● Given task
What number of lines hold the word "Holders"? State that number and nothing besides.

☆ ☆ ☆ ☆ ☆ ☆ ☆

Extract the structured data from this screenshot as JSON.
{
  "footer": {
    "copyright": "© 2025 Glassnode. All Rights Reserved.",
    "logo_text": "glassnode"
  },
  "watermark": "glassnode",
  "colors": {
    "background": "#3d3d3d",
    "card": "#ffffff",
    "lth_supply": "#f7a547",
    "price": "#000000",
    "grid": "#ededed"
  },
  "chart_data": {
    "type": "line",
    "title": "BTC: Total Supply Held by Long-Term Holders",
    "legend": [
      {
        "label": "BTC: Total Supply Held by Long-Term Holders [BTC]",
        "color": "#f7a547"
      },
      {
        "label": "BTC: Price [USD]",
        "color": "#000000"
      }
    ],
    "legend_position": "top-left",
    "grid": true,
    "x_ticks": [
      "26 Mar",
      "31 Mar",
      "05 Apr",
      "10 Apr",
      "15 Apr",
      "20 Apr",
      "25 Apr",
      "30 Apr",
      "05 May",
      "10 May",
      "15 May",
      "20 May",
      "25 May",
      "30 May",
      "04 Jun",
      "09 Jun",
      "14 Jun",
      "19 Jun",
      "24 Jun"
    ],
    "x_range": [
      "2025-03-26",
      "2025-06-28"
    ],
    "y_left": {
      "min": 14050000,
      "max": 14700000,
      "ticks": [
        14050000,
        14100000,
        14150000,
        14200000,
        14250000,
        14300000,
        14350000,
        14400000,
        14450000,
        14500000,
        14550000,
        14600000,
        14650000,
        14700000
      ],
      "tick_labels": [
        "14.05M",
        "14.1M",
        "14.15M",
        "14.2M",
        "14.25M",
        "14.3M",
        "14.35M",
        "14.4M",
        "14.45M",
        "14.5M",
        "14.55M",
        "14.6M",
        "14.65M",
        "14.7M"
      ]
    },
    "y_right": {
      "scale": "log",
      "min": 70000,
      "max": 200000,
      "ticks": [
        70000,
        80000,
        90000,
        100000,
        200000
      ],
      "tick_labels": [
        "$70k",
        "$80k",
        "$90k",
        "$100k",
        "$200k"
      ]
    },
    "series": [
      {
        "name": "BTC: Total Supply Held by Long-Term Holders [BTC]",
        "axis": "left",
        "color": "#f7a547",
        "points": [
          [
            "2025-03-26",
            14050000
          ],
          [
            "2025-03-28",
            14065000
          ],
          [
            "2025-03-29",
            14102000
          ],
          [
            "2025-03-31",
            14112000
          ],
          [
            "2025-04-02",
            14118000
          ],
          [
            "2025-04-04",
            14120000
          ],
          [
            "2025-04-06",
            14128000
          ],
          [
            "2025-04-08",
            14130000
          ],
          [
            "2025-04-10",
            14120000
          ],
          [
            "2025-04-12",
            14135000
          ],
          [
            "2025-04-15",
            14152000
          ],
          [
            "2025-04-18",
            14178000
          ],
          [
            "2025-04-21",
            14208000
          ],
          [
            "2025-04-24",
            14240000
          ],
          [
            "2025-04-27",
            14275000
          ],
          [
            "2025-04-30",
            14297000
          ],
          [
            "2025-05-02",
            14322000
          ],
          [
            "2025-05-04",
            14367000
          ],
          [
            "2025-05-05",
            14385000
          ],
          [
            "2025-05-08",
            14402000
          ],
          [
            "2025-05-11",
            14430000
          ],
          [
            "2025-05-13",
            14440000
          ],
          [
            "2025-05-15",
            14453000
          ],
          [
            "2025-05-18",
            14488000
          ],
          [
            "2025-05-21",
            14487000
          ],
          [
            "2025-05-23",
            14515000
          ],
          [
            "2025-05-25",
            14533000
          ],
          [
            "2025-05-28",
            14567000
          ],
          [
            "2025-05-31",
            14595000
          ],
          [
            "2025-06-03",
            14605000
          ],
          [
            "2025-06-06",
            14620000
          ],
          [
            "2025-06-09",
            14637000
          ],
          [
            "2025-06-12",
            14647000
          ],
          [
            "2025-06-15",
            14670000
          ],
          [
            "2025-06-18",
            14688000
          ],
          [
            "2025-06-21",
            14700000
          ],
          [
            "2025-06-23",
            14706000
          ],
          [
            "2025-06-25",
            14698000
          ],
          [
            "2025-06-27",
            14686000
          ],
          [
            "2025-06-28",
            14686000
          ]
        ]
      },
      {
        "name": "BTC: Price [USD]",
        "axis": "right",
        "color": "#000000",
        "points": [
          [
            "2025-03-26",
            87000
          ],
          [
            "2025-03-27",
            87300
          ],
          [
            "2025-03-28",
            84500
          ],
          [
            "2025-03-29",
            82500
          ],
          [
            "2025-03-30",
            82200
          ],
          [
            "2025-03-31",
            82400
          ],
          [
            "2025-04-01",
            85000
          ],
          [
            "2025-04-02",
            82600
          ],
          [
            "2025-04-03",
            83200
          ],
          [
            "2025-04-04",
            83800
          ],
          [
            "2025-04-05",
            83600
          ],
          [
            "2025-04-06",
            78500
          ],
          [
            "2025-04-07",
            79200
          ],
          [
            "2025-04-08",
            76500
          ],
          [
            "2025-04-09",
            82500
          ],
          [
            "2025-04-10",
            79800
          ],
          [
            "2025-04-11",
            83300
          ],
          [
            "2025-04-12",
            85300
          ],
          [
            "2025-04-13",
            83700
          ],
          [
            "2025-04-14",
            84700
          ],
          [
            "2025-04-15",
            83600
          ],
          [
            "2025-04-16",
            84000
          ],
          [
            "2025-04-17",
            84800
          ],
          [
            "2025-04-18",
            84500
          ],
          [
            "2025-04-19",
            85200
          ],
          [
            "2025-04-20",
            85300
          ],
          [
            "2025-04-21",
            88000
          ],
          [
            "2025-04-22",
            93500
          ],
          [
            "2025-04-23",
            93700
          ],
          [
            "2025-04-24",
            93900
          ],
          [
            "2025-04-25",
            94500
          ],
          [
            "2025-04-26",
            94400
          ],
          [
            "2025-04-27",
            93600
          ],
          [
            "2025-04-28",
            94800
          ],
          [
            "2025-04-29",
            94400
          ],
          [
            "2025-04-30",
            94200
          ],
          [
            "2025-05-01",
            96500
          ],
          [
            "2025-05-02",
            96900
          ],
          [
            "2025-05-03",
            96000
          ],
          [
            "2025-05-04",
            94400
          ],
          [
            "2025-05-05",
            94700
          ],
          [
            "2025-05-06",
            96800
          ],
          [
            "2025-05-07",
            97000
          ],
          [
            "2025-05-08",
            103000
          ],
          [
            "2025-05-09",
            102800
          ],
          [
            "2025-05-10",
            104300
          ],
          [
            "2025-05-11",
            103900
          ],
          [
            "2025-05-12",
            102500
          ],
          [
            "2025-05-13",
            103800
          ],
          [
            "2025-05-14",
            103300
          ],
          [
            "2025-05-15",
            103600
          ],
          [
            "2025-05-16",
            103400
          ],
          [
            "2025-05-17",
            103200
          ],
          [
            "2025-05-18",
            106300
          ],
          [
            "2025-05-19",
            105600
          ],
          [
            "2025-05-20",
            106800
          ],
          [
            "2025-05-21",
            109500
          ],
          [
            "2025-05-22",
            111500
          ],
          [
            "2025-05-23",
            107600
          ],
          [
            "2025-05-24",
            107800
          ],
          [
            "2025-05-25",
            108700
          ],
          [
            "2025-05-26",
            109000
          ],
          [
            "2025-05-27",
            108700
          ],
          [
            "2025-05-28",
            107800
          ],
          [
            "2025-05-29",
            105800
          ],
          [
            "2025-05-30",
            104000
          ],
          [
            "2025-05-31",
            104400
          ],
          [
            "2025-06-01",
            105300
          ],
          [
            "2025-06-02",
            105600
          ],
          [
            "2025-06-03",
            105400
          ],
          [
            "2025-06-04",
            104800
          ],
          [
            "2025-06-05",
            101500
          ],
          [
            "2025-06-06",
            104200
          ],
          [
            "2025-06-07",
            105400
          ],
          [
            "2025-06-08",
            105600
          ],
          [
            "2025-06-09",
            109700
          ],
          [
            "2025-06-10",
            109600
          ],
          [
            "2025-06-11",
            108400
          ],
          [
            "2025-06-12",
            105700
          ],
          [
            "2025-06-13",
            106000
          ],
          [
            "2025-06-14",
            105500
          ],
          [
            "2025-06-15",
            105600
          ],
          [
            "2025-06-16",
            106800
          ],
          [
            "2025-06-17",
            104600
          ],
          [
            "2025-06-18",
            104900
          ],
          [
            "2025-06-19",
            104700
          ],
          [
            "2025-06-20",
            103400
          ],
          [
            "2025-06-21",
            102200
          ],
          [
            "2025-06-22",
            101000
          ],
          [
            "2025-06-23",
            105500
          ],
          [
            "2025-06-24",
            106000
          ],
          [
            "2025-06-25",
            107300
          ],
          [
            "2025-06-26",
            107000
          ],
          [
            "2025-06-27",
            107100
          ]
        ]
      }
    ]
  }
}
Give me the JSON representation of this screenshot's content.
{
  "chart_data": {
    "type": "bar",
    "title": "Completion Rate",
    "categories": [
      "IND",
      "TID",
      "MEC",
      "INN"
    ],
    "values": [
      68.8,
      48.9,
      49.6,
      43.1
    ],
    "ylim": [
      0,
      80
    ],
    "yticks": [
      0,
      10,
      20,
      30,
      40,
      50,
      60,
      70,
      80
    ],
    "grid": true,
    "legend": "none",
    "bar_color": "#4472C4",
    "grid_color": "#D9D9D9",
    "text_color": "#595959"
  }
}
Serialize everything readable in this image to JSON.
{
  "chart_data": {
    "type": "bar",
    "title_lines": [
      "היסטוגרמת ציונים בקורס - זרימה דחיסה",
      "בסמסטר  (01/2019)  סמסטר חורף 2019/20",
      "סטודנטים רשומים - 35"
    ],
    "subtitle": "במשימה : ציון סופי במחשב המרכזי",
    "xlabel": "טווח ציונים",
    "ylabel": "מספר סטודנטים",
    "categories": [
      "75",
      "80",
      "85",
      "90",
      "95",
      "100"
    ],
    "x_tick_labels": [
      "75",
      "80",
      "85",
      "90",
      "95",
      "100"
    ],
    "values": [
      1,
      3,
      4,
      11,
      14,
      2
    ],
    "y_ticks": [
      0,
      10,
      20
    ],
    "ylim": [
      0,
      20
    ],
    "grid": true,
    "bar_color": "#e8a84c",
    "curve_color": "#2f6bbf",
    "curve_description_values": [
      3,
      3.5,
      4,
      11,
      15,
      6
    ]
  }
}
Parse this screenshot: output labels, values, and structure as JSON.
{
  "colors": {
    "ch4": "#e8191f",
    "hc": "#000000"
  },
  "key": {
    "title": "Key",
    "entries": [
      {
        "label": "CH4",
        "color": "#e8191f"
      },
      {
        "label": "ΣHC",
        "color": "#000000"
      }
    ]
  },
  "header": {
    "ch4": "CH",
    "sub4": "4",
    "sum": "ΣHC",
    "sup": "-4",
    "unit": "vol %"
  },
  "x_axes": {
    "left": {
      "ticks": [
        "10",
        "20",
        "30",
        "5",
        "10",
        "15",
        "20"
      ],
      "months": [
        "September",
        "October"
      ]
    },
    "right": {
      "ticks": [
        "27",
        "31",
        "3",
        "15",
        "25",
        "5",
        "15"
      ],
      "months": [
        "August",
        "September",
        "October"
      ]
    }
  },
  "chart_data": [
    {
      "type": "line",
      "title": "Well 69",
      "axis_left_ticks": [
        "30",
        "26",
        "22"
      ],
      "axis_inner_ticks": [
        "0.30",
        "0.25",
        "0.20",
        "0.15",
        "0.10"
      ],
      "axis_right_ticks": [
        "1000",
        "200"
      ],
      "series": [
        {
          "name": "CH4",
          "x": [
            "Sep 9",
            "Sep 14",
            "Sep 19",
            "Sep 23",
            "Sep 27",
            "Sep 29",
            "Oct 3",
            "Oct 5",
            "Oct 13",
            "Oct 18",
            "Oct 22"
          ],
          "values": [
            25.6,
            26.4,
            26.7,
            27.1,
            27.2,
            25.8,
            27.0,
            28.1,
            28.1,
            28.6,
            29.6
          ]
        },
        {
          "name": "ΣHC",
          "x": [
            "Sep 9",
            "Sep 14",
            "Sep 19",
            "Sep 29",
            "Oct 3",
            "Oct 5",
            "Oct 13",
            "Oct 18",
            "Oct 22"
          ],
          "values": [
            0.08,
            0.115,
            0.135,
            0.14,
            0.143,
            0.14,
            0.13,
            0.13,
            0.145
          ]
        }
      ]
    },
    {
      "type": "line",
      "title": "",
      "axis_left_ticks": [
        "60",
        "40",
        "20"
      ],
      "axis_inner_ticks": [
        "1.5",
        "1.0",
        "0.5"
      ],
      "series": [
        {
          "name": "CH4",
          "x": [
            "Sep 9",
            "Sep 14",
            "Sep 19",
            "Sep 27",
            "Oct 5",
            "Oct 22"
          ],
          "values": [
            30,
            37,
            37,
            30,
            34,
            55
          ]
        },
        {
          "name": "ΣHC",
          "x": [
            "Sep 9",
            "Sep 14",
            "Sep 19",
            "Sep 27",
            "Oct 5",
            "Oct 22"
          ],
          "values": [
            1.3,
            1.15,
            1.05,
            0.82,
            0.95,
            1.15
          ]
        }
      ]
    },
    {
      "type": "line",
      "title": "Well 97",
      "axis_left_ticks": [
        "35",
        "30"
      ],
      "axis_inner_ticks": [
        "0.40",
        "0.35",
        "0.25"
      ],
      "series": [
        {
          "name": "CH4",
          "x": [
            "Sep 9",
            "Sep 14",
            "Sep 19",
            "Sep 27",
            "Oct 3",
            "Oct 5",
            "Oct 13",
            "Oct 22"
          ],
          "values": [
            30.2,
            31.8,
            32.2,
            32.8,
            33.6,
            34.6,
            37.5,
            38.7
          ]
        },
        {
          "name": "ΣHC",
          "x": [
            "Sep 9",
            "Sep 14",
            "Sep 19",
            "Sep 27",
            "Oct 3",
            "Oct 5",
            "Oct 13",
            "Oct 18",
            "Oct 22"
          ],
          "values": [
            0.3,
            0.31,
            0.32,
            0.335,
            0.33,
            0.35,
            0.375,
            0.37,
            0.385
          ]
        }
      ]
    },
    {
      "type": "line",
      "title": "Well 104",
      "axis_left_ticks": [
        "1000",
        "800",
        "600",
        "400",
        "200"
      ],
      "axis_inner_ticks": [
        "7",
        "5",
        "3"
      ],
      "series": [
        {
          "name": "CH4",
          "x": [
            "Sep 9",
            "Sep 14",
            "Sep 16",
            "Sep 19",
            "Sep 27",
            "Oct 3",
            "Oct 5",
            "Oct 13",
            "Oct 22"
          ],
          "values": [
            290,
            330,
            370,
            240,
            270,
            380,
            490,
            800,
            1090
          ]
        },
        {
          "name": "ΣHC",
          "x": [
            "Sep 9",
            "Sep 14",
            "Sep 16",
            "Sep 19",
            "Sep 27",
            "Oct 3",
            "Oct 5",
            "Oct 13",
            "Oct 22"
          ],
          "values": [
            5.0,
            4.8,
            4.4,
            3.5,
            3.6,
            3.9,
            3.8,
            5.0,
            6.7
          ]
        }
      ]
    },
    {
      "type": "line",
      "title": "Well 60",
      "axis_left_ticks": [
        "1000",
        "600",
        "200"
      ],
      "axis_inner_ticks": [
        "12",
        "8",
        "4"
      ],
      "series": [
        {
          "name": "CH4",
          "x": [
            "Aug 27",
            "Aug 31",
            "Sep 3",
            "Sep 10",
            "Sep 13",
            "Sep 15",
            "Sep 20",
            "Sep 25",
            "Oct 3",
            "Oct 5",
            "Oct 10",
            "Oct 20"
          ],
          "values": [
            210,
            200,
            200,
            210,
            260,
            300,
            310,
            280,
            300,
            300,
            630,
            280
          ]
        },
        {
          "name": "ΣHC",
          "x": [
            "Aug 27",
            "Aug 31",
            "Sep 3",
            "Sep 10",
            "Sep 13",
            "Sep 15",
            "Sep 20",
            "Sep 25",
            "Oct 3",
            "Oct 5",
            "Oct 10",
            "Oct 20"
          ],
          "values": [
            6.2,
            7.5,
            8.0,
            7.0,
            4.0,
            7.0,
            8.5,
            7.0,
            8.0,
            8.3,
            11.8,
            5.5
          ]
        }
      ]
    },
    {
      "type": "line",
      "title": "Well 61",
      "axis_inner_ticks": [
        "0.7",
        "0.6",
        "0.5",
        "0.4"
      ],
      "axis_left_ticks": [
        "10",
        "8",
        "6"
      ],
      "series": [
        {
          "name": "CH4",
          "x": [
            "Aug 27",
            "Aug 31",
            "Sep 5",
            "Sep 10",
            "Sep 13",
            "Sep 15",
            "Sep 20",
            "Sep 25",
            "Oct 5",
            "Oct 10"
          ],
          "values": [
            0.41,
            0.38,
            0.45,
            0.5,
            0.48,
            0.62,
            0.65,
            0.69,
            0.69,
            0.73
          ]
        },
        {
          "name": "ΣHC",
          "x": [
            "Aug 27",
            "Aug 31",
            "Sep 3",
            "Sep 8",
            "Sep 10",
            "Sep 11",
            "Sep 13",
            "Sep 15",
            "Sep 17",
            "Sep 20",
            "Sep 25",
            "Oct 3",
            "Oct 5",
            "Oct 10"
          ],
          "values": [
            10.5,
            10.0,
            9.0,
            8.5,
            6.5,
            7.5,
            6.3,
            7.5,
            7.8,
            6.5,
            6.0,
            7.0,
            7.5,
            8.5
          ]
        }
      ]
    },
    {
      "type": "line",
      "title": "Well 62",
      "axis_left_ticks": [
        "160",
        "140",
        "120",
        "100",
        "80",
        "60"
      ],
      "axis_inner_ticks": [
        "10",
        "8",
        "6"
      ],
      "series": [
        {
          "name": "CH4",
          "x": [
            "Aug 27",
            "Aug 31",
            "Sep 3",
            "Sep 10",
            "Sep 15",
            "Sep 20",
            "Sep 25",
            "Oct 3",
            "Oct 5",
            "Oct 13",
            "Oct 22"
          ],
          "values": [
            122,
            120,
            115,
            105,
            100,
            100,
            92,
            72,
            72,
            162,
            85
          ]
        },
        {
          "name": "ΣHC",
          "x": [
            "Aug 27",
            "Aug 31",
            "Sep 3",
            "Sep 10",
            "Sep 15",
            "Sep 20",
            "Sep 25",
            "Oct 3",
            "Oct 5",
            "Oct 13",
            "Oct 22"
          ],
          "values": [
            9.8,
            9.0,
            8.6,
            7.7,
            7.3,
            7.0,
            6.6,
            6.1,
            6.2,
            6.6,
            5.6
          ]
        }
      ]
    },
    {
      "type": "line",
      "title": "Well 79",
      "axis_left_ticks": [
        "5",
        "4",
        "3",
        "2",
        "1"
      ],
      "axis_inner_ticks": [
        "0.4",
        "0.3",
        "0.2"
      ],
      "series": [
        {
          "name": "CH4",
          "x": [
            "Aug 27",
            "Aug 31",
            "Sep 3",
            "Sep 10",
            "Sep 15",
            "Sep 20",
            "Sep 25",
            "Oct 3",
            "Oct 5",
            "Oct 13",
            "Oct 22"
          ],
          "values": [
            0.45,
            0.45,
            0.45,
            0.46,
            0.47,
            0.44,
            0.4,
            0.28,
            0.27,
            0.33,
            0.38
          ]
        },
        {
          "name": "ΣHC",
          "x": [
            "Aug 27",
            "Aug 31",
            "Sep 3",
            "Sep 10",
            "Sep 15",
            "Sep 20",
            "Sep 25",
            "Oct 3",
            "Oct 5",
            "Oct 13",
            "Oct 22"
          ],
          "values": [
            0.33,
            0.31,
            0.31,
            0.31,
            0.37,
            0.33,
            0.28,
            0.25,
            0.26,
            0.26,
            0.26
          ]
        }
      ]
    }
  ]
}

☆ ☆ ☆ ☆ ☆ ☆ ☆

● Task answer
3